Task: How many lines of the material below contain the string "houses"? Answer with the number and nothing else.

Data:
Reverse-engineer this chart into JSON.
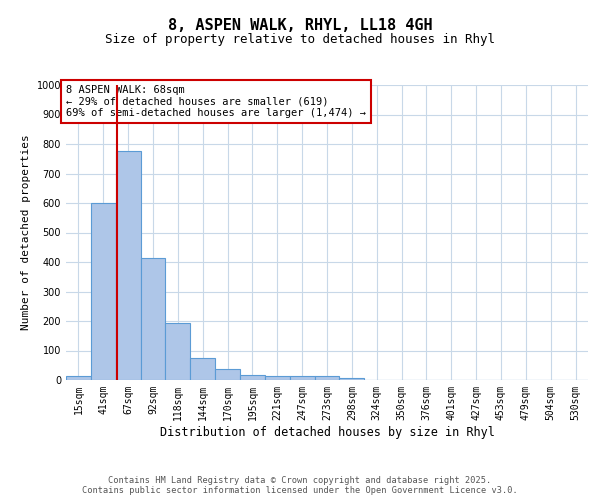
{
  "title_line1": "8, ASPEN WALK, RHYL, LL18 4GH",
  "title_line2": "Size of property relative to detached houses in Rhyl",
  "xlabel": "Distribution of detached houses by size in Rhyl",
  "ylabel": "Number of detached properties",
  "categories": [
    "15sqm",
    "41sqm",
    "67sqm",
    "92sqm",
    "118sqm",
    "144sqm",
    "170sqm",
    "195sqm",
    "221sqm",
    "247sqm",
    "273sqm",
    "298sqm",
    "324sqm",
    "350sqm",
    "376sqm",
    "401sqm",
    "427sqm",
    "453sqm",
    "479sqm",
    "504sqm",
    "530sqm"
  ],
  "values": [
    15,
    600,
    775,
    415,
    192,
    75,
    37,
    18,
    15,
    12,
    12,
    7,
    0,
    0,
    0,
    0,
    0,
    0,
    0,
    0,
    0
  ],
  "bar_color": "#aec6e8",
  "bar_edge_color": "#5b9bd5",
  "red_line_color": "#cc0000",
  "ylim": [
    0,
    1000
  ],
  "yticks": [
    0,
    100,
    200,
    300,
    400,
    500,
    600,
    700,
    800,
    900,
    1000
  ],
  "annotation_text": "8 ASPEN WALK: 68sqm\n← 29% of detached houses are smaller (619)\n69% of semi-detached houses are larger (1,474) →",
  "annotation_box_color": "#ffffff",
  "annotation_box_edge": "#cc0000",
  "footer_line1": "Contains HM Land Registry data © Crown copyright and database right 2025.",
  "footer_line2": "Contains public sector information licensed under the Open Government Licence v3.0.",
  "background_color": "#ffffff",
  "grid_color": "#c8d8e8",
  "title_fontsize": 11,
  "subtitle_fontsize": 9,
  "ylabel_fontsize": 8,
  "xlabel_fontsize": 8.5,
  "tick_fontsize": 7,
  "ann_fontsize": 7.5,
  "footer_fontsize": 6.2
}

The response: 3